- [EXERCISE]:
Leave out the pictures, then reproduce the rest of the material exactly.

==== TASK INPUT

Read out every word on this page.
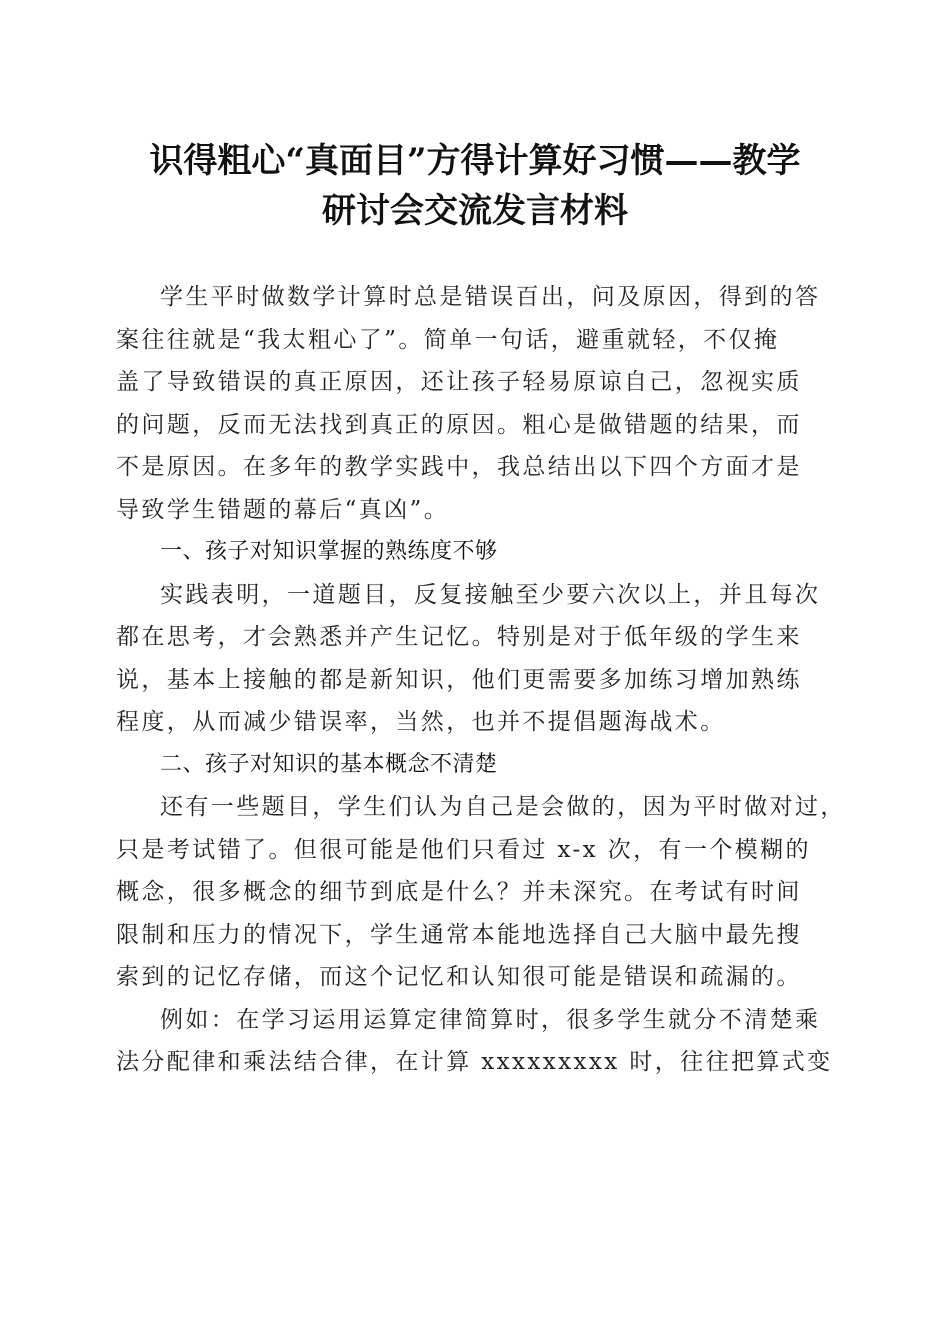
识得粗心“真面目”方得计算好习惯——教学
研讨会交流发言材料
学生平时做数学计算时总是错误百出，问及原因，得到的答
案往往就是“我太粗心了”。简单一句话，避重就轻，不仅掩
盖了导致错误的真正原因，还让孩子轻易原谅自己，忽视实质
的问题，反而无法找到真正的原因。粗心是做错题的结果，而
不是原因。在多年的教学实践中，我总结出以下四个方面才是
导致学生错题的幕后“真凶”。
一、孩子对知识掌握的熟练度不够
实践表明，一道题目，反复接触至少要六次以上，并且每次
都在思考，才会熟悉并产生记忆。特别是对于低年级的学生来
说，基本上接触的都是新知识，他们更需要多加练习增加熟练
程度，从而减少错误率，当然，也并不提倡题海战术。
二、孩子对知识的基本概念不清楚
还有一些题目，学生们认为自己是会做的，因为平时做对过，
只是考试错了。但很可能是他们只看过 x-x 次，有一个模糊的
概念，很多概念的细节到底是什么？并未深究。在考试有时间
限制和压力的情况下，学生通常本能地选择自己大脑中最先搜
索到的记忆存储，而这个记忆和认知很可能是错误和疏漏的。
例如：在学习运用运算定律简算时，很多学生就分不清楚乘
法分配律和乘法结合律，在计算 xxxxxxxxx 时，往往把算式变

========

- [RESPONSE FOR THIS EXERCISE]:
Read out every word on this page.
识得粗心“真面目”方得计算好习惯——教学
研讨会交流发言材料
学生平时做数学计算时总是错误百出，问及原因，得到的答
案往往就是“我太粗心了”。简单一句话，避重就轻，不仅掩
盖了导致错误的真正原因，还让孩子轻易原谅自己，忽视实质
的问题，反而无法找到真正的原因。粗心是做错题的结果，而
不是原因。在多年的教学实践中，我总结出以下四个方面才是
导致学生错题的幕后“真凶”。
一、孩子对知识掌握的熟练度不够
实践表明，一道题目，反复接触至少要六次以上，并且每次
都在思考，才会熟悉并产生记忆。特别是对于低年级的学生来
说，基本上接触的都是新知识，他们更需要多加练习增加熟练
程度，从而减少错误率，当然，也并不提倡题海战术。
二、孩子对知识的基本概念不清楚
还有一些题目，学生们认为自己是会做的，因为平时做对过，
只是考试错了。但很可能是他们只看过 x-x 次，有一个模糊的
概念，很多概念的细节到底是什么？并未深究。在考试有时间
限制和压力的情况下，学生通常本能地选择自己大脑中最先搜
索到的记忆存储，而这个记忆和认知很可能是错误和疏漏的。
例如：在学习运用运算定律简算时，很多学生就分不清楚乘
法分配律和乘法结合律，在计算 xxxxxxxxx 时，往往把算式变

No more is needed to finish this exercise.